=== GIVEN PROBLEM ===
Copy the entries below line for line, with no changes at all.

(Page element annotations)
- - - -
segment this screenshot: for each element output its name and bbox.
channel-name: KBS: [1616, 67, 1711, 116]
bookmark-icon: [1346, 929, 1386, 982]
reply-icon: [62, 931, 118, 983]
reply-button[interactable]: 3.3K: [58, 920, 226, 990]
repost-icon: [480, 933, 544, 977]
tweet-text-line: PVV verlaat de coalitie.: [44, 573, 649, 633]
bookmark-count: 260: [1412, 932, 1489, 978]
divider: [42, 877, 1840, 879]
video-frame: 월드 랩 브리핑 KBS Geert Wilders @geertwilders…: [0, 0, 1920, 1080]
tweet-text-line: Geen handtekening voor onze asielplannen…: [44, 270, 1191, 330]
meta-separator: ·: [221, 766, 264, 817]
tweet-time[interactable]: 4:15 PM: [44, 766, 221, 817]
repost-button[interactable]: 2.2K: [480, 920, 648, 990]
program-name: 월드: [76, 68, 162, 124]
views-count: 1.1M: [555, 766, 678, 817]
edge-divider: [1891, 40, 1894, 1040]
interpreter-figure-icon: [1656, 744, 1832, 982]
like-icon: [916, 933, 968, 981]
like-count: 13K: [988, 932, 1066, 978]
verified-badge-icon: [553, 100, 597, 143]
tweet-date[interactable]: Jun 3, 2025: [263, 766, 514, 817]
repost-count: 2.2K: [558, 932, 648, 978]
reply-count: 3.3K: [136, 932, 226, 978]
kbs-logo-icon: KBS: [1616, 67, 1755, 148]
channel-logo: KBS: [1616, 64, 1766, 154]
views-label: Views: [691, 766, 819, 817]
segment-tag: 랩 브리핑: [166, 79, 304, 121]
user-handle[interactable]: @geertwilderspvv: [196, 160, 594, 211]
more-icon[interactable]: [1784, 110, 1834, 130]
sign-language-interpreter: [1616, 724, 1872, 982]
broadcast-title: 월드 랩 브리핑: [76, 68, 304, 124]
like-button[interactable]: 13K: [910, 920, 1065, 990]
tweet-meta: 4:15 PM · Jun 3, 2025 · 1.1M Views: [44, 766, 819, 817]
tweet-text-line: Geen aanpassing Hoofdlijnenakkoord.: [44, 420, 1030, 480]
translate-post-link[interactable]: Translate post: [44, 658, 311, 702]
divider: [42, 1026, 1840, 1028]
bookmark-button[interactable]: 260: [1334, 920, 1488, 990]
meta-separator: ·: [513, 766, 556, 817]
- - - -
=== WRITTEN ANSWER ===
segment this screenshot: for each element output its name and bbox.
channel-name: KBS: [1616, 67, 1711, 116]
bookmark-icon: [1346, 929, 1386, 982]
reply-icon: [62, 931, 118, 983]
reply-button[interactable]: 3.3K: [58, 920, 226, 990]
repost-icon: [480, 933, 544, 977]
tweet-text-line: PVV verlaat de coalitie.: [44, 573, 649, 633]
bookmark-count: 260: [1412, 932, 1489, 978]
divider: [42, 877, 1840, 879]
video-frame: 월드 랩 브리핑 KBS Geert Wilders @geertwilders…: [0, 0, 1920, 1080]
tweet-text-line: Geen handtekening voor onze asielplannen…: [44, 270, 1191, 330]
meta-separator: ·: [221, 766, 264, 817]
tweet-time[interactable]: 4:15 PM: [44, 766, 221, 817]
repost-button[interactable]: 2.2K: [480, 920, 648, 990]
program-name: 월드: [76, 68, 162, 124]
views-count: 1.1M: [555, 766, 678, 817]
edge-divider: [1891, 40, 1894, 1040]
interpreter-figure-icon: [1656, 744, 1832, 982]
like-icon: [916, 933, 968, 981]
like-count: 13K: [988, 932, 1066, 978]
verified-badge-icon: [553, 100, 597, 143]
tweet-date[interactable]: Jun 3, 2025: [263, 766, 514, 817]
repost-count: 2.2K: [558, 932, 648, 978]
reply-count: 3.3K: [136, 932, 226, 978]
kbs-logo-icon: KBS: [1616, 67, 1755, 148]
channel-logo: KBS: [1616, 64, 1766, 154]
views-label: Views: [691, 766, 819, 817]
segment-tag: 랩 브리핑: [166, 79, 304, 121]
user-handle[interactable]: @geertwilderspvv: [196, 160, 594, 211]
more-icon[interactable]: [1784, 110, 1834, 130]
sign-language-interpreter: [1616, 724, 1872, 982]
broadcast-title: 월드 랩 브리핑: [76, 68, 304, 124]
like-button[interactable]: 13K: [910, 920, 1065, 990]
tweet-meta: 4:15 PM · Jun 3, 2025 · 1.1M Views: [44, 766, 819, 817]
tweet-text-line: Geen aanpassing Hoofdlijnenakkoord.: [44, 420, 1030, 480]
translate-post-link[interactable]: Translate post: [44, 658, 311, 702]
divider: [42, 1026, 1840, 1028]
bookmark-button[interactable]: 260: [1334, 920, 1488, 990]
meta-separator: ·: [513, 766, 556, 817]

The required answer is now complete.